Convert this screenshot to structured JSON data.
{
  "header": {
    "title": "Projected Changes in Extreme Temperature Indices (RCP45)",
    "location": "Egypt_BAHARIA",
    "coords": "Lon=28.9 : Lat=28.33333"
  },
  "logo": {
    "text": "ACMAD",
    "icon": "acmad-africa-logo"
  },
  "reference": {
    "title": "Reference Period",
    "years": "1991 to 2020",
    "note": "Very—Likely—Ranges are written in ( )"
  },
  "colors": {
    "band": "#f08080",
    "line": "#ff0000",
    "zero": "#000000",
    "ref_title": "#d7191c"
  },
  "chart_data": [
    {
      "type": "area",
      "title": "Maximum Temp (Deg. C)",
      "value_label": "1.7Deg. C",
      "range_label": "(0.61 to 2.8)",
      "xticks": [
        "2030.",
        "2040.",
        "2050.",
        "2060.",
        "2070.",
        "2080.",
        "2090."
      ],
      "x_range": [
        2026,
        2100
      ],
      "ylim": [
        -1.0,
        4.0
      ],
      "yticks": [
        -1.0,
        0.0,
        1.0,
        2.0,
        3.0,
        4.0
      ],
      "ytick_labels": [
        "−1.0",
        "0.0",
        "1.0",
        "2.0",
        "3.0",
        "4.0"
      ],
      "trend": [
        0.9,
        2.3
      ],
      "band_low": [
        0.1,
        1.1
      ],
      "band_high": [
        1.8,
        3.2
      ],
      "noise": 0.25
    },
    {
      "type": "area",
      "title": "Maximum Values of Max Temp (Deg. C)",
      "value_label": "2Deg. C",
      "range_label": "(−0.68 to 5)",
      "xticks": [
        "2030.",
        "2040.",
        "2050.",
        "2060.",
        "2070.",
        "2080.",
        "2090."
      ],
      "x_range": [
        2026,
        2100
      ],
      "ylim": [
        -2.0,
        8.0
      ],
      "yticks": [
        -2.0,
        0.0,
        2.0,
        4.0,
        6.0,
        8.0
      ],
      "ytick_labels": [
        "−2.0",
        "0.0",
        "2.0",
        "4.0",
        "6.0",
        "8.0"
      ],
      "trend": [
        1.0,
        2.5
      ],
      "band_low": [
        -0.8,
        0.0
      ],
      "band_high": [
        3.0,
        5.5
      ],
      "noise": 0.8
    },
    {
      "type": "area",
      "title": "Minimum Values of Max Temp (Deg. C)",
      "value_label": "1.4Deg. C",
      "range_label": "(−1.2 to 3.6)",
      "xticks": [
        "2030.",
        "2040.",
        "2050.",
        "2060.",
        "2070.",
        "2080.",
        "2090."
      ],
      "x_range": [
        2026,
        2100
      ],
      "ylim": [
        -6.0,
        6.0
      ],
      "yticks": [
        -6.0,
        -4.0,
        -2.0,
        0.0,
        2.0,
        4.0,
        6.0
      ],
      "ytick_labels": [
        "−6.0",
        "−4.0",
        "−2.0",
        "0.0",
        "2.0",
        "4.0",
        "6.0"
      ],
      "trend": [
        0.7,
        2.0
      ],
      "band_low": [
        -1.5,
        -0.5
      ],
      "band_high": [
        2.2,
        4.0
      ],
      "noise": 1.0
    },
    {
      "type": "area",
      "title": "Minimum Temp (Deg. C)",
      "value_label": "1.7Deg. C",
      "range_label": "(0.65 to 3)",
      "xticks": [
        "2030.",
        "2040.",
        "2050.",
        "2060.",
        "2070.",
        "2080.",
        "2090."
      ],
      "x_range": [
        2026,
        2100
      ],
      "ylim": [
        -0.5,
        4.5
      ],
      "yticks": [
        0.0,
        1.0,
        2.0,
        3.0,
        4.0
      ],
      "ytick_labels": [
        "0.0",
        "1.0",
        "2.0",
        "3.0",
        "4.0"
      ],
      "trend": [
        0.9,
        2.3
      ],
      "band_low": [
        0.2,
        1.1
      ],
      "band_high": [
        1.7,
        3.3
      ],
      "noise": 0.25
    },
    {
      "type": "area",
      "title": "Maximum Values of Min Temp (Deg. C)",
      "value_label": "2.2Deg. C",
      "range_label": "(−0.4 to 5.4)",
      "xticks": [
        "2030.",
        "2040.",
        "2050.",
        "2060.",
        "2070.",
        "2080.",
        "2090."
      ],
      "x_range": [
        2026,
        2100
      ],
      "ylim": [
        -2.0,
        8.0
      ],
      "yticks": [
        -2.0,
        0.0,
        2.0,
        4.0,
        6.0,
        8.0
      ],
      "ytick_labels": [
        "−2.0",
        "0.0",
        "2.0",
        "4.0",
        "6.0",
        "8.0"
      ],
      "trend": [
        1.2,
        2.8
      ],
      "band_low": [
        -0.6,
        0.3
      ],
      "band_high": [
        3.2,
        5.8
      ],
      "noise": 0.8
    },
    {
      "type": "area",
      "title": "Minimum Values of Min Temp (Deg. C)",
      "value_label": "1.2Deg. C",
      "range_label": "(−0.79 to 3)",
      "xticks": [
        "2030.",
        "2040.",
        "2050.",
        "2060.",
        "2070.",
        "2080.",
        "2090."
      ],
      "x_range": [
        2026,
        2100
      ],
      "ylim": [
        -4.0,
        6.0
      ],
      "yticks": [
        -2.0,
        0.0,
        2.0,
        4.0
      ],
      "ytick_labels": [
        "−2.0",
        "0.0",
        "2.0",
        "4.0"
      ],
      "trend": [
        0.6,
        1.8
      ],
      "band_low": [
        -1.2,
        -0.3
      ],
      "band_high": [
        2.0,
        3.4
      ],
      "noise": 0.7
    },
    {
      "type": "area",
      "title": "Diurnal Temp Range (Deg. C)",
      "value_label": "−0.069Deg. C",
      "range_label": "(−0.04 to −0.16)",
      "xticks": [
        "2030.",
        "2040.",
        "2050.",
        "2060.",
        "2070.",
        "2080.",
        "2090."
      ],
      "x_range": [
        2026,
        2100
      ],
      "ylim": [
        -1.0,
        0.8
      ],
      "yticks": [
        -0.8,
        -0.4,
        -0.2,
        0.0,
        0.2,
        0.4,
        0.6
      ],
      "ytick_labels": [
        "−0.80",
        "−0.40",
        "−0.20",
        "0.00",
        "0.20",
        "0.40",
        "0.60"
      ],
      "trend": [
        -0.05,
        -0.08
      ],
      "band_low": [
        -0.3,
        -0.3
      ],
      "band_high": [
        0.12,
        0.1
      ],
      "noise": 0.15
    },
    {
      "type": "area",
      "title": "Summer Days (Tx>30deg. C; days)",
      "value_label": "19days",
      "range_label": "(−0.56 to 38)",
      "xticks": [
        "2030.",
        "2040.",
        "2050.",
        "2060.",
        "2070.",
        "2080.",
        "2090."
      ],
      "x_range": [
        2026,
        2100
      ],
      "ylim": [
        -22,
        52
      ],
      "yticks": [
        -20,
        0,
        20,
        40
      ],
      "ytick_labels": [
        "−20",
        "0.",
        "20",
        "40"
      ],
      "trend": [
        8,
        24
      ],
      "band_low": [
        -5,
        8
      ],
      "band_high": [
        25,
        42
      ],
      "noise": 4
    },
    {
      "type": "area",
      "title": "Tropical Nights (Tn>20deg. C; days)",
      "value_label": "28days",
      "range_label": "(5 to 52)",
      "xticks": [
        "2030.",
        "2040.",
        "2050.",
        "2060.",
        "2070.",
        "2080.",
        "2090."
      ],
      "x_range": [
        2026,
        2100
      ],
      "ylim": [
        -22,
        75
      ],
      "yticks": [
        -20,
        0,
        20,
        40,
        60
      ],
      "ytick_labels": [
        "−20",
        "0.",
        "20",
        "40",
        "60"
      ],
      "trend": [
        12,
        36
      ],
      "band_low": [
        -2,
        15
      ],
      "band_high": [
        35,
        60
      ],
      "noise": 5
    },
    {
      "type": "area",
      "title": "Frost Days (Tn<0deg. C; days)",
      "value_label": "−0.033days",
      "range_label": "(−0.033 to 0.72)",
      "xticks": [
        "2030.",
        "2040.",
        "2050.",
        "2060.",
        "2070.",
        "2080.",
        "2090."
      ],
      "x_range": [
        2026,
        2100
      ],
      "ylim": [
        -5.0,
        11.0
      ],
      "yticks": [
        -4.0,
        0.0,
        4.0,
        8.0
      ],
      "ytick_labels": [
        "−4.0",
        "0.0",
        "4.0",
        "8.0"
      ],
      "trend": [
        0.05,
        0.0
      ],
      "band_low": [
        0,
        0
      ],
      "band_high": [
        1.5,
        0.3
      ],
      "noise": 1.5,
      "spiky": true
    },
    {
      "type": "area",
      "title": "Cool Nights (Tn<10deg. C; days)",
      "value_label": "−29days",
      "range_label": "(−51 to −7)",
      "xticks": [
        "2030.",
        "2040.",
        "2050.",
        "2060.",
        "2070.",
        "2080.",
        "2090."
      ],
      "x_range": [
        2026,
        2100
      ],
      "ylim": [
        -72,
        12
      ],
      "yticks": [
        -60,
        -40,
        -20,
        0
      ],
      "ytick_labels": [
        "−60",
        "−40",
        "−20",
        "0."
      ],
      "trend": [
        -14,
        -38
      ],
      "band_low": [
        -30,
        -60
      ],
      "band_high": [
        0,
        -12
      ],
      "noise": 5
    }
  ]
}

━━━━━━━━

Task brief - Identify the lines above with the word "Nights". Copy them.

Final result -
      "title": "Tropical Nights (Tn>20deg. C; days)",
      "title": "Cool Nights (Tn<10deg. C; days)",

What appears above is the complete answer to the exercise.